### Task brief
Output the full material exactly as it appears here.

### Supplied data

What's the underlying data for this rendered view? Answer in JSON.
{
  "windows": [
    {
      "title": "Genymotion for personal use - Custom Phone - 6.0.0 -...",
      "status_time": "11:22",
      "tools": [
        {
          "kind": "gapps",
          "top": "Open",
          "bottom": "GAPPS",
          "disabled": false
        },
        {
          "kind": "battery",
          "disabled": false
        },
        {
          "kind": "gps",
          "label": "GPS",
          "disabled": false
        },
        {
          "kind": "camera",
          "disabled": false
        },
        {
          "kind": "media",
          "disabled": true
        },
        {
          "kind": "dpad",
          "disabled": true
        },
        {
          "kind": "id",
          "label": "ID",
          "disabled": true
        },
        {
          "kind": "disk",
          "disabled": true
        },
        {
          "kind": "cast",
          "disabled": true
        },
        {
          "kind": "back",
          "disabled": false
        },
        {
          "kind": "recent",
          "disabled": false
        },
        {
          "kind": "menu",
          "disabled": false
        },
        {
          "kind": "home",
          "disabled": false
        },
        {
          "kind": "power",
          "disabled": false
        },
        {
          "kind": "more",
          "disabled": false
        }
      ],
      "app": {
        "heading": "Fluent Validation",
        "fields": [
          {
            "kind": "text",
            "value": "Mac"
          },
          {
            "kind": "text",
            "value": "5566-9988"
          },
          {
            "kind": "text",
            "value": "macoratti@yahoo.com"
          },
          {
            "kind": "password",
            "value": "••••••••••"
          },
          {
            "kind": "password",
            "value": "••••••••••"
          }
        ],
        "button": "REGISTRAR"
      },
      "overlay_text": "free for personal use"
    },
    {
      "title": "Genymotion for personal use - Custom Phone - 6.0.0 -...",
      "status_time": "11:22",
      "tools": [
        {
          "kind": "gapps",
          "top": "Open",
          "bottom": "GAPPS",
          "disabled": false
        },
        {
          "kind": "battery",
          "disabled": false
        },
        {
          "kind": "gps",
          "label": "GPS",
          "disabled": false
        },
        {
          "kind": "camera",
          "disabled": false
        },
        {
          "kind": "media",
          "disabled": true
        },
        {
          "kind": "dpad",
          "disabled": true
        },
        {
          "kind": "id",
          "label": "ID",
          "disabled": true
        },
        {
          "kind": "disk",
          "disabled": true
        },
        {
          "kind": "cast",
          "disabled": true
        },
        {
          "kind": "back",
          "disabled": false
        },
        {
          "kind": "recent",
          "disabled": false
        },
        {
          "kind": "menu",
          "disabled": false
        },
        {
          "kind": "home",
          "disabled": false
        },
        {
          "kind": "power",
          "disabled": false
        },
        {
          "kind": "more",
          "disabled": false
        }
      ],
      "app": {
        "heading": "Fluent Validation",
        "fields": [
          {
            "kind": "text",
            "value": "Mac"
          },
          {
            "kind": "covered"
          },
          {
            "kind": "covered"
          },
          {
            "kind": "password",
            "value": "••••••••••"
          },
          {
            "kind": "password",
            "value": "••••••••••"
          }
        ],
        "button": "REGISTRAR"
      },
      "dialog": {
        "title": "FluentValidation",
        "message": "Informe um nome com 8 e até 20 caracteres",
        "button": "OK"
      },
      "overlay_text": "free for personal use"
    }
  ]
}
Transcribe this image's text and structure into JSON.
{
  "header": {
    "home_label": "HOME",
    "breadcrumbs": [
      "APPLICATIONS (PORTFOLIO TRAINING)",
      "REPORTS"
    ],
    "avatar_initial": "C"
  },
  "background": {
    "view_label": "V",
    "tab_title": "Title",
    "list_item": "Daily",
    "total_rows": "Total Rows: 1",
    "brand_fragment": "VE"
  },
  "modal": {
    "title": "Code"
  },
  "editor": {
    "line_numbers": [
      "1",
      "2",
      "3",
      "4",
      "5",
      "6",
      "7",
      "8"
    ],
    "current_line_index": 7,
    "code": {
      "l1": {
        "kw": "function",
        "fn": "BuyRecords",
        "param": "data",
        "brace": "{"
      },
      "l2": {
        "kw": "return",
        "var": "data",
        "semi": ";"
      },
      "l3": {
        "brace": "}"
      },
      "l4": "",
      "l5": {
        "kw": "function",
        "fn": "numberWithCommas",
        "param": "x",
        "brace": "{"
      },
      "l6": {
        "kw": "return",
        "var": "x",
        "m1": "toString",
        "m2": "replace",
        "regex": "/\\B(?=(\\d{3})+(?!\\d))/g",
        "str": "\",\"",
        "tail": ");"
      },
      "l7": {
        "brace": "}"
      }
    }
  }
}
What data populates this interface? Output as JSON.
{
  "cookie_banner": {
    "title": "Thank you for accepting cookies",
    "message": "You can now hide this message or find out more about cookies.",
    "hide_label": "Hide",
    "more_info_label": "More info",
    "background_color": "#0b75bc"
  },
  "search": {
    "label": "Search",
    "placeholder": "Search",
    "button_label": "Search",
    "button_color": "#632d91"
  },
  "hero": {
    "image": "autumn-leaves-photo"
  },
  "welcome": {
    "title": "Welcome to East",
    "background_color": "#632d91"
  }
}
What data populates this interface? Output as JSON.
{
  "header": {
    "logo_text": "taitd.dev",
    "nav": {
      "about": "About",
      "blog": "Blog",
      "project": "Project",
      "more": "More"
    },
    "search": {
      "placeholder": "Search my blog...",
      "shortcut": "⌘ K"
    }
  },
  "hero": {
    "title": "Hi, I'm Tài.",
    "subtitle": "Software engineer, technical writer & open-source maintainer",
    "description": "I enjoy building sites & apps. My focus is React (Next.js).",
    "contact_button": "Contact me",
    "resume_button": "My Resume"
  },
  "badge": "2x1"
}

### Correct answer
What's the underlying data for this rendered view? Answer in JSON.
{
  "windows": [
    {
      "title": "Genymotion for personal use - Custom Phone - 6.0.0 -...",
      "status_time": "11:22",
      "tools": [
        {
          "kind": "gapps",
          "top": "Open",
          "bottom": "GAPPS",
          "disabled": false
        },
        {
          "kind": "battery",
          "disabled": false
        },
        {
          "kind": "gps",
          "label": "GPS",
          "disabled": false
        },
        {
          "kind": "camera",
          "disabled": false
        },
        {
          "kind": "media",
          "disabled": true
        },
        {
          "kind": "dpad",
          "disabled": true
        },
        {
          "kind": "id",
          "label": "ID",
          "disabled": true
        },
        {
          "kind": "disk",
          "disabled": true
        },
        {
          "kind": "cast",
          "disabled": true
        },
        {
          "kind": "back",
          "disabled": false
        },
        {
          "kind": "recent",
          "disabled": false
        },
        {
          "kind": "menu",
          "disabled": false
        },
        {
          "kind": "home",
          "disabled": false
        },
        {
          "kind": "power",
          "disabled": false
        },
        {
          "kind": "more",
          "disabled": false
        }
      ],
      "app": {
        "heading": "Fluent Validation",
        "fields": [
          {
            "kind": "text",
            "value": "Mac"
          },
          {
            "kind": "text",
            "value": "5566-9988"
          },
          {
            "kind": "text",
            "value": "macoratti@yahoo.com"
          },
          {
            "kind": "password",
            "value": "••••••••••"
          },
          {
            "kind": "password",
            "value": "••••••••••"
          }
        ],
        "button": "REGISTRAR"
      },
      "overlay_text": "free for personal use"
    },
    {
      "title": "Genymotion for personal use - Custom Phone - 6.0.0 -...",
      "status_time": "11:22",
      "tools": [
        {
          "kind": "gapps",
          "top": "Open",
          "bottom": "GAPPS",
          "disabled": false
        },
        {
          "kind": "battery",
          "disabled": false
        },
        {
          "kind": "gps",
          "label": "GPS",
          "disabled": false
        },
        {
          "kind": "camera",
          "disabled": false
        },
        {
          "kind": "media",
          "disabled": true
        },
        {
          "kind": "dpad",
          "disabled": true
        },
        {
          "kind": "id",
          "label": "ID",
          "disabled": true
        },
        {
          "kind": "disk",
          "disabled": true
        },
        {
          "kind": "cast",
          "disabled": true
        },
        {
          "kind": "back",
          "disabled": false
        },
        {
          "kind": "recent",
          "disabled": false
        },
        {
          "kind": "menu",
          "disabled": false
        },
        {
          "kind": "home",
          "disabled": false
        },
        {
          "kind": "power",
          "disabled": false
        },
        {
          "kind": "more",
          "disabled": false
        }
      ],
      "app": {
        "heading": "Fluent Validation",
        "fields": [
          {
            "kind": "text",
            "value": "Mac"
          },
          {
            "kind": "covered"
          },
          {
            "kind": "covered"
          },
          {
            "kind": "password",
            "value": "••••••••••"
          },
          {
            "kind": "password",
            "value": "••••••••••"
          }
        ],
        "button": "REGISTRAR"
      },
      "dialog": {
        "title": "FluentValidation",
        "message": "Informe um nome com 8 e até 20 caracteres",
        "button": "OK"
      },
      "overlay_text": "free for personal use"
    }
  ]
}
Transcribe this image's text and structure into JSON.
{
  "header": {
    "home_label": "HOME",
    "breadcrumbs": [
      "APPLICATIONS (PORTFOLIO TRAINING)",
      "REPORTS"
    ],
    "avatar_initial": "C"
  },
  "background": {
    "view_label": "V",
    "tab_title": "Title",
    "list_item": "Daily",
    "total_rows": "Total Rows: 1",
    "brand_fragment": "VE"
  },
  "modal": {
    "title": "Code"
  },
  "editor": {
    "line_numbers": [
      "1",
      "2",
      "3",
      "4",
      "5",
      "6",
      "7",
      "8"
    ],
    "current_line_index": 7,
    "code": {
      "l1": {
        "kw": "function",
        "fn": "BuyRecords",
        "param": "data",
        "brace": "{"
      },
      "l2": {
        "kw": "return",
        "var": "data",
        "semi": ";"
      },
      "l3": {
        "brace": "}"
      },
      "l4": "",
      "l5": {
        "kw": "function",
        "fn": "numberWithCommas",
        "param": "x",
        "brace": "{"
      },
      "l6": {
        "kw": "return",
        "var": "x",
        "m1": "toString",
        "m2": "replace",
        "regex": "/\\B(?=(\\d{3})+(?!\\d))/g",
        "str": "\",\"",
        "tail": ");"
      },
      "l7": {
        "brace": "}"
      }
    }
  }
}
What data populates this interface? Output as JSON.
{
  "cookie_banner": {
    "title": "Thank you for accepting cookies",
    "message": "You can now hide this message or find out more about cookies.",
    "hide_label": "Hide",
    "more_info_label": "More info",
    "background_color": "#0b75bc"
  },
  "search": {
    "label": "Search",
    "placeholder": "Search",
    "button_label": "Search",
    "button_color": "#632d91"
  },
  "hero": {
    "image": "autumn-leaves-photo"
  },
  "welcome": {
    "title": "Welcome to East",
    "background_color": "#632d91"
  }
}
What data populates this interface? Output as JSON.
{
  "header": {
    "logo_text": "taitd.dev",
    "nav": {
      "about": "About",
      "blog": "Blog",
      "project": "Project",
      "more": "More"
    },
    "search": {
      "placeholder": "Search my blog...",
      "shortcut": "⌘ K"
    }
  },
  "hero": {
    "title": "Hi, I'm Tài.",
    "subtitle": "Software engineer, technical writer & open-source maintainer",
    "description": "I enjoy building sites & apps. My focus is React (Next.js).",
    "contact_button": "Contact me",
    "resume_button": "My Resume"
  },
  "badge": "2x1"
}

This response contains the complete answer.